* BEGIN *

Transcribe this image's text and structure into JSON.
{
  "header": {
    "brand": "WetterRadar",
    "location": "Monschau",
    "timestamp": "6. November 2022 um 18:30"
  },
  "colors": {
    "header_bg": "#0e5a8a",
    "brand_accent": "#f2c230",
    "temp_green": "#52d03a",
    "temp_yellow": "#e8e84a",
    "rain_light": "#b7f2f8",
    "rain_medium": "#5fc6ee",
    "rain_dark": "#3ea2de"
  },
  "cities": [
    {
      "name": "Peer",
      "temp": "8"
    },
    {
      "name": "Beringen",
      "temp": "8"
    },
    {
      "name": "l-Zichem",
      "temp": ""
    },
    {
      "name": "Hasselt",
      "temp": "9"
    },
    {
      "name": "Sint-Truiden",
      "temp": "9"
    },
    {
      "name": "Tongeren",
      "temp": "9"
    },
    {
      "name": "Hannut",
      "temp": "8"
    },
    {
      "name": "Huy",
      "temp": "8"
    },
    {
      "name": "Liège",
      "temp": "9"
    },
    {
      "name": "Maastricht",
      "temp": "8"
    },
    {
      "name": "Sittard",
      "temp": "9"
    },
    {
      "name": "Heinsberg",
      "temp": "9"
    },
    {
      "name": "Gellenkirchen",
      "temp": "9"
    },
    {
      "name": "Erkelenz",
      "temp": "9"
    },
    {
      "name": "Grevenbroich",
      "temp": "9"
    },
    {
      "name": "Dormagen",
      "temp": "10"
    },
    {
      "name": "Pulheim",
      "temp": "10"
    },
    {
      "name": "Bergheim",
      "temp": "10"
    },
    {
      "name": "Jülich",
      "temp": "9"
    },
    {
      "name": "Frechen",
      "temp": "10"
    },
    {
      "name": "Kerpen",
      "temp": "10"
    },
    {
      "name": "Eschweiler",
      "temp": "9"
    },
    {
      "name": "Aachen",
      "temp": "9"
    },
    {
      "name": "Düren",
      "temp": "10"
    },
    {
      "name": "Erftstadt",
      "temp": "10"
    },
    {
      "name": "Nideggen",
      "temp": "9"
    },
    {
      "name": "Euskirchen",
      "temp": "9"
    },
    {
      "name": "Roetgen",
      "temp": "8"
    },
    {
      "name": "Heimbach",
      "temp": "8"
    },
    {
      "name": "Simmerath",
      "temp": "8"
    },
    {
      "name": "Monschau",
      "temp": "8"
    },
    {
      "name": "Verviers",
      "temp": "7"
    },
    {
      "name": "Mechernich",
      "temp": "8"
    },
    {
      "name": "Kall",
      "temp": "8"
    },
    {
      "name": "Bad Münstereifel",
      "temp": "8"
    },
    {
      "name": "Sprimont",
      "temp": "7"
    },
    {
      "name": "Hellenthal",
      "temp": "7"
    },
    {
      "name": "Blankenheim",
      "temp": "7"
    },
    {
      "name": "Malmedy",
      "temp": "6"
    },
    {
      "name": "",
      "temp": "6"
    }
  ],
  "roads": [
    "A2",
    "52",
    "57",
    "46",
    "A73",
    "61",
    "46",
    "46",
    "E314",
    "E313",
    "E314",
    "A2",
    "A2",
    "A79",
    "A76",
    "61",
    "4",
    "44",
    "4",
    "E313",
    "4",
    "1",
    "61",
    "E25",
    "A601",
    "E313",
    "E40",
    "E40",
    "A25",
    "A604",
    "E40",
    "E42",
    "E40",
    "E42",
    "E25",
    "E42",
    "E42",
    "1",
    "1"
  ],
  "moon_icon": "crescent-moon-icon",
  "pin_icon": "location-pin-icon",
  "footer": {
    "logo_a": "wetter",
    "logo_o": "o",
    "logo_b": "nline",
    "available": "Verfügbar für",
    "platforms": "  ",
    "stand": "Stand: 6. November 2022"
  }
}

* END *

■ **Your goal**
Reproduce the whole listing word for word.

■ **Problem solution**
Transcribe this image's text and structure into JSON.
{
  "header": {
    "brand": "WetterRadar",
    "location": "Monschau",
    "timestamp": "6. November 2022 um 18:30"
  },
  "colors": {
    "header_bg": "#0e5a8a",
    "brand_accent": "#f2c230",
    "temp_green": "#52d03a",
    "temp_yellow": "#e8e84a",
    "rain_light": "#b7f2f8",
    "rain_medium": "#5fc6ee",
    "rain_dark": "#3ea2de"
  },
  "cities": [
    {
      "name": "Peer",
      "temp": "8"
    },
    {
      "name": "Beringen",
      "temp": "8"
    },
    {
      "name": "l-Zichem",
      "temp": ""
    },
    {
      "name": "Hasselt",
      "temp": "9"
    },
    {
      "name": "Sint-Truiden",
      "temp": "9"
    },
    {
      "name": "Tongeren",
      "temp": "9"
    },
    {
      "name": "Hannut",
      "temp": "8"
    },
    {
      "name": "Huy",
      "temp": "8"
    },
    {
      "name": "Liège",
      "temp": "9"
    },
    {
      "name": "Maastricht",
      "temp": "8"
    },
    {
      "name": "Sittard",
      "temp": "9"
    },
    {
      "name": "Heinsberg",
      "temp": "9"
    },
    {
      "name": "Gellenkirchen",
      "temp": "9"
    },
    {
      "name": "Erkelenz",
      "temp": "9"
    },
    {
      "name": "Grevenbroich",
      "temp": "9"
    },
    {
      "name": "Dormagen",
      "temp": "10"
    },
    {
      "name": "Pulheim",
      "temp": "10"
    },
    {
      "name": "Bergheim",
      "temp": "10"
    },
    {
      "name": "Jülich",
      "temp": "9"
    },
    {
      "name": "Frechen",
      "temp": "10"
    },
    {
      "name": "Kerpen",
      "temp": "10"
    },
    {
      "name": "Eschweiler",
      "temp": "9"
    },
    {
      "name": "Aachen",
      "temp": "9"
    },
    {
      "name": "Düren",
      "temp": "10"
    },
    {
      "name": "Erftstadt",
      "temp": "10"
    },
    {
      "name": "Nideggen",
      "temp": "9"
    },
    {
      "name": "Euskirchen",
      "temp": "9"
    },
    {
      "name": "Roetgen",
      "temp": "8"
    },
    {
      "name": "Heimbach",
      "temp": "8"
    },
    {
      "name": "Simmerath",
      "temp": "8"
    },
    {
      "name": "Monschau",
      "temp": "8"
    },
    {
      "name": "Verviers",
      "temp": "7"
    },
    {
      "name": "Mechernich",
      "temp": "8"
    },
    {
      "name": "Kall",
      "temp": "8"
    },
    {
      "name": "Bad Münstereifel",
      "temp": "8"
    },
    {
      "name": "Sprimont",
      "temp": "7"
    },
    {
      "name": "Hellenthal",
      "temp": "7"
    },
    {
      "name": "Blankenheim",
      "temp": "7"
    },
    {
      "name": "Malmedy",
      "temp": "6"
    },
    {
      "name": "",
      "temp": "6"
    }
  ],
  "roads": [
    "A2",
    "52",
    "57",
    "46",
    "A73",
    "61",
    "46",
    "46",
    "E314",
    "E313",
    "E314",
    "A2",
    "A2",
    "A79",
    "A76",
    "61",
    "4",
    "44",
    "4",
    "E313",
    "4",
    "1",
    "61",
    "E25",
    "A601",
    "E313",
    "E40",
    "E40",
    "A25",
    "A604",
    "E40",
    "E42",
    "E40",
    "E42",
    "E25",
    "E42",
    "E42",
    "1",
    "1"
  ],
  "moon_icon": "crescent-moon-icon",
  "pin_icon": "location-pin-icon",
  "footer": {
    "logo_a": "wetter",
    "logo_o": "o",
    "logo_b": "nline",
    "available": "Verfügbar für",
    "platforms": "  ",
    "stand": "Stand: 6. November 2022"
  }
}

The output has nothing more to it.